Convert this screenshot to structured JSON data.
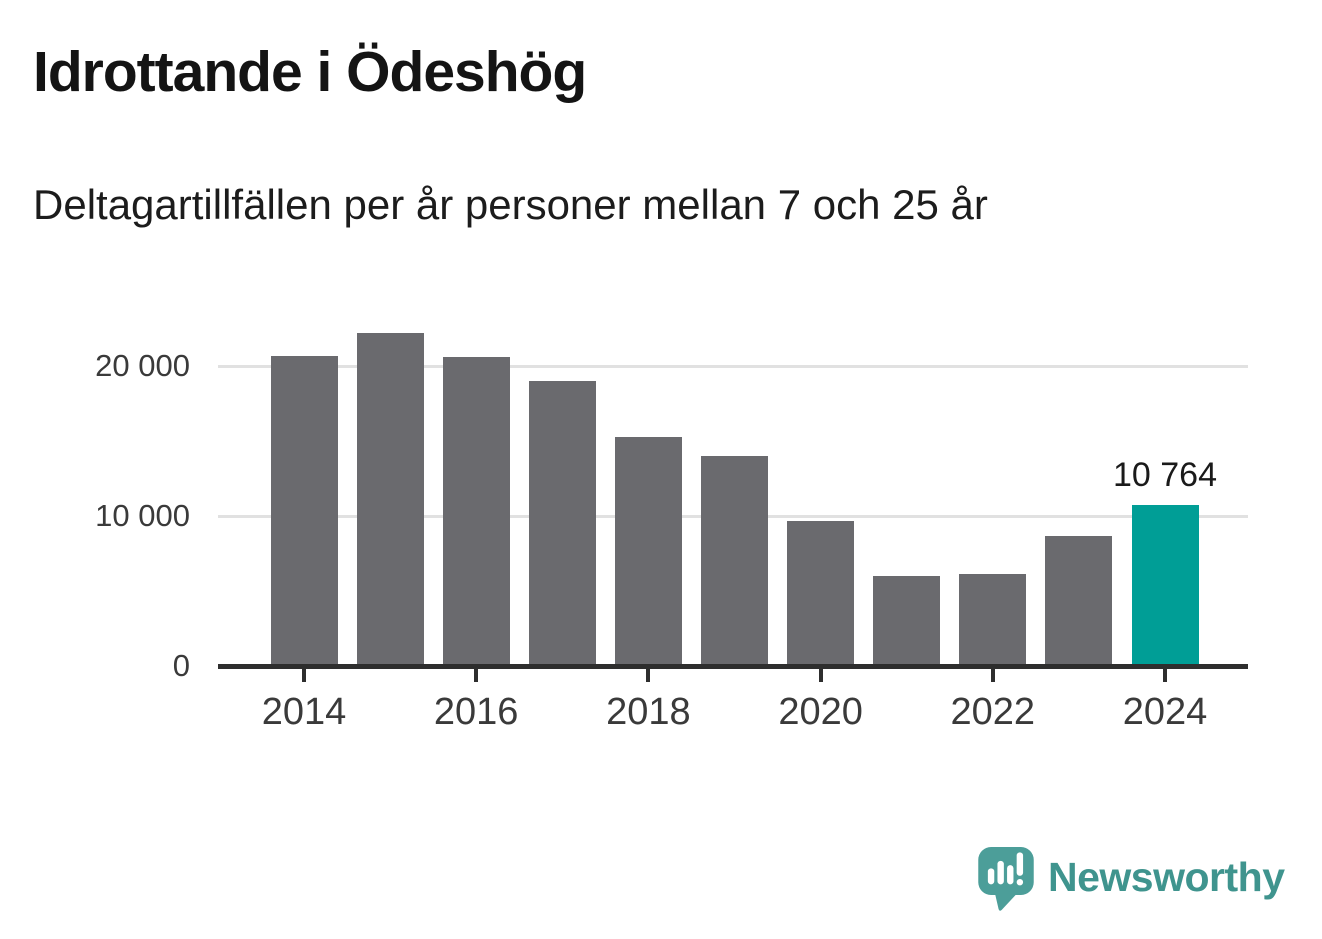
{
  "header": {
    "title": "Idrottande i Ödeshög",
    "subtitle": "Deltagartillfällen per år personer mellan 7 och 25 år"
  },
  "chart_data": {
    "type": "bar",
    "title": "Idrottande i Ödeshög",
    "subtitle": "Deltagartillfällen per år personer mellan 7 och 25 år",
    "categories": [
      "2014",
      "2015",
      "2016",
      "2017",
      "2018",
      "2019",
      "2020",
      "2021",
      "2022",
      "2023",
      "2024"
    ],
    "values": [
      20700,
      22250,
      20650,
      19000,
      15300,
      14050,
      9700,
      6030,
      6140,
      8700,
      10764
    ],
    "highlight_index": 10,
    "annotation": {
      "text": "10 764",
      "index": 10
    },
    "x_tick_labels": [
      "2014",
      "2016",
      "2018",
      "2020",
      "2022",
      "2024"
    ],
    "y_ticks": [
      {
        "label": "0",
        "value": 0
      },
      {
        "label": "10 000",
        "value": 10000
      },
      {
        "label": "20 000",
        "value": 20000
      }
    ],
    "ylim": [
      0,
      23000
    ],
    "xlabel": "",
    "ylabel": "",
    "grid": "horizontal",
    "legend": "none",
    "colors": {
      "bar": "#6a6a6e",
      "highlight": "#009e96",
      "gridline": "#e1e1e1",
      "axis": "#2e2e2e",
      "tick_label": "#3a3a3a",
      "value_label": "#1a1a1a"
    }
  },
  "footer": {
    "brand": "Newsworthy",
    "logo_icon": "speech-bubble-bar-chart-exclamation",
    "logo_color": "#4c9e99",
    "logo_text_color": "#3f948e"
  }
}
******************************
THE PROBLEM: Go through the listing above and locate each line that holds the word "personer". Copy those lines.

EXERCISE OUTPUT:
    "subtitle": "Deltagartillfällen per år personer mellan 7 och 25 år"
    "subtitle": "Deltagartillfällen per år personer mellan 7 och 25 år",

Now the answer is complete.